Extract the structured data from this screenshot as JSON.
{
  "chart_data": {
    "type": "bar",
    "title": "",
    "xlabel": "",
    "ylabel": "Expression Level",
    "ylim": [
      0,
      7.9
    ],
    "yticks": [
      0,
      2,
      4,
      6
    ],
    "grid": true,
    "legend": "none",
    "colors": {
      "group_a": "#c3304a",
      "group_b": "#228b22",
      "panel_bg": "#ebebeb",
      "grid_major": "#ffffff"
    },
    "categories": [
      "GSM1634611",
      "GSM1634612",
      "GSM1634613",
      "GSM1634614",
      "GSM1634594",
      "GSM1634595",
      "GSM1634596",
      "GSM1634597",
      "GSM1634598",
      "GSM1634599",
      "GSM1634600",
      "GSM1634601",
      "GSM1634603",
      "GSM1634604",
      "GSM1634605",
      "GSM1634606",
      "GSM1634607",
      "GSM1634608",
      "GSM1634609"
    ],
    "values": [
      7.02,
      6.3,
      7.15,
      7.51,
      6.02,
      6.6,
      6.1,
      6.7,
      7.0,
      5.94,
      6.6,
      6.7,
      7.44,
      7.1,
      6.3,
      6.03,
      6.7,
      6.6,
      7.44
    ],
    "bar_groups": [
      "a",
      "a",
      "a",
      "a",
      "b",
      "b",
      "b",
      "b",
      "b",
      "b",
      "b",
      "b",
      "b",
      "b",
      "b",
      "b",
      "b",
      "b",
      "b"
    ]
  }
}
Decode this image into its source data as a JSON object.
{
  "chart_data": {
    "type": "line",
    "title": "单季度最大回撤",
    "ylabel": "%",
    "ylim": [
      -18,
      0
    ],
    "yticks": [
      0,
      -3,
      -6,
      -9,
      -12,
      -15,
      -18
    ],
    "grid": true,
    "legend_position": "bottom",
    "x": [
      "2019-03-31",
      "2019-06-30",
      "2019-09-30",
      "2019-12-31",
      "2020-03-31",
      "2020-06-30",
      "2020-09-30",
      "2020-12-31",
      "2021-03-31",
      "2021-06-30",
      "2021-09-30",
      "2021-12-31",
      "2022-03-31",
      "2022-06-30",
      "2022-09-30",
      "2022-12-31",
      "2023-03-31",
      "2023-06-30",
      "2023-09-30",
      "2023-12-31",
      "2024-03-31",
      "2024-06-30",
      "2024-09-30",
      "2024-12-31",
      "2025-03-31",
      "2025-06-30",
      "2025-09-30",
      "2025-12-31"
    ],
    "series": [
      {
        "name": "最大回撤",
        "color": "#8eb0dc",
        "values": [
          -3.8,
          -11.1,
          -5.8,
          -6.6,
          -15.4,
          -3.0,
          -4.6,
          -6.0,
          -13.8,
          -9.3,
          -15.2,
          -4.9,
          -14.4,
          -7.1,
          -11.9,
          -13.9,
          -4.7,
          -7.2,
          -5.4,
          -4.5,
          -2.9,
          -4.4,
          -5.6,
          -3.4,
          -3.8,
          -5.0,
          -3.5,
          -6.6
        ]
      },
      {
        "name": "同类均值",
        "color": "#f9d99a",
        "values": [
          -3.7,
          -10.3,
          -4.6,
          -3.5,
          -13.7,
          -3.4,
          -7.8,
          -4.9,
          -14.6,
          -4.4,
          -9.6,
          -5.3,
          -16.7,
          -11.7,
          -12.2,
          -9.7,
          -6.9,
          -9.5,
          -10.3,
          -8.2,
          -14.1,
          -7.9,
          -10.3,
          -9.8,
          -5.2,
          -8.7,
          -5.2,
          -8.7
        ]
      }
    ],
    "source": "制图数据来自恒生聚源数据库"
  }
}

__Do this__:
Set down the listing above in full, please, exactly as it appears.

__Final answer__:
Extract the structured data from this screenshot as JSON.
{
  "chart_data": {
    "type": "bar",
    "title": "",
    "xlabel": "",
    "ylabel": "Expression Level",
    "ylim": [
      0,
      7.9
    ],
    "yticks": [
      0,
      2,
      4,
      6
    ],
    "grid": true,
    "legend": "none",
    "colors": {
      "group_a": "#c3304a",
      "group_b": "#228b22",
      "panel_bg": "#ebebeb",
      "grid_major": "#ffffff"
    },
    "categories": [
      "GSM1634611",
      "GSM1634612",
      "GSM1634613",
      "GSM1634614",
      "GSM1634594",
      "GSM1634595",
      "GSM1634596",
      "GSM1634597",
      "GSM1634598",
      "GSM1634599",
      "GSM1634600",
      "GSM1634601",
      "GSM1634603",
      "GSM1634604",
      "GSM1634605",
      "GSM1634606",
      "GSM1634607",
      "GSM1634608",
      "GSM1634609"
    ],
    "values": [
      7.02,
      6.3,
      7.15,
      7.51,
      6.02,
      6.6,
      6.1,
      6.7,
      7.0,
      5.94,
      6.6,
      6.7,
      7.44,
      7.1,
      6.3,
      6.03,
      6.7,
      6.6,
      7.44
    ],
    "bar_groups": [
      "a",
      "a",
      "a",
      "a",
      "b",
      "b",
      "b",
      "b",
      "b",
      "b",
      "b",
      "b",
      "b",
      "b",
      "b",
      "b",
      "b",
      "b",
      "b"
    ]
  }
}
Decode this image into its source data as a JSON object.
{
  "chart_data": {
    "type": "line",
    "title": "单季度最大回撤",
    "ylabel": "%",
    "ylim": [
      -18,
      0
    ],
    "yticks": [
      0,
      -3,
      -6,
      -9,
      -12,
      -15,
      -18
    ],
    "grid": true,
    "legend_position": "bottom",
    "x": [
      "2019-03-31",
      "2019-06-30",
      "2019-09-30",
      "2019-12-31",
      "2020-03-31",
      "2020-06-30",
      "2020-09-30",
      "2020-12-31",
      "2021-03-31",
      "2021-06-30",
      "2021-09-30",
      "2021-12-31",
      "2022-03-31",
      "2022-06-30",
      "2022-09-30",
      "2022-12-31",
      "2023-03-31",
      "2023-06-30",
      "2023-09-30",
      "2023-12-31",
      "2024-03-31",
      "2024-06-30",
      "2024-09-30",
      "2024-12-31",
      "2025-03-31",
      "2025-06-30",
      "2025-09-30",
      "2025-12-31"
    ],
    "series": [
      {
        "name": "最大回撤",
        "color": "#8eb0dc",
        "values": [
          -3.8,
          -11.1,
          -5.8,
          -6.6,
          -15.4,
          -3.0,
          -4.6,
          -6.0,
          -13.8,
          -9.3,
          -15.2,
          -4.9,
          -14.4,
          -7.1,
          -11.9,
          -13.9,
          -4.7,
          -7.2,
          -5.4,
          -4.5,
          -2.9,
          -4.4,
          -5.6,
          -3.4,
          -3.8,
          -5.0,
          -3.5,
          -6.6
        ]
      },
      {
        "name": "同类均值",
        "color": "#f9d99a",
        "values": [
          -3.7,
          -10.3,
          -4.6,
          -3.5,
          -13.7,
          -3.4,
          -7.8,
          -4.9,
          -14.6,
          -4.4,
          -9.6,
          -5.3,
          -16.7,
          -11.7,
          -12.2,
          -9.7,
          -6.9,
          -9.5,
          -10.3,
          -8.2,
          -14.1,
          -7.9,
          -10.3,
          -9.8,
          -5.2,
          -8.7,
          -5.2,
          -8.7
        ]
      }
    ],
    "source": "制图数据来自恒生聚源数据库"
  }
}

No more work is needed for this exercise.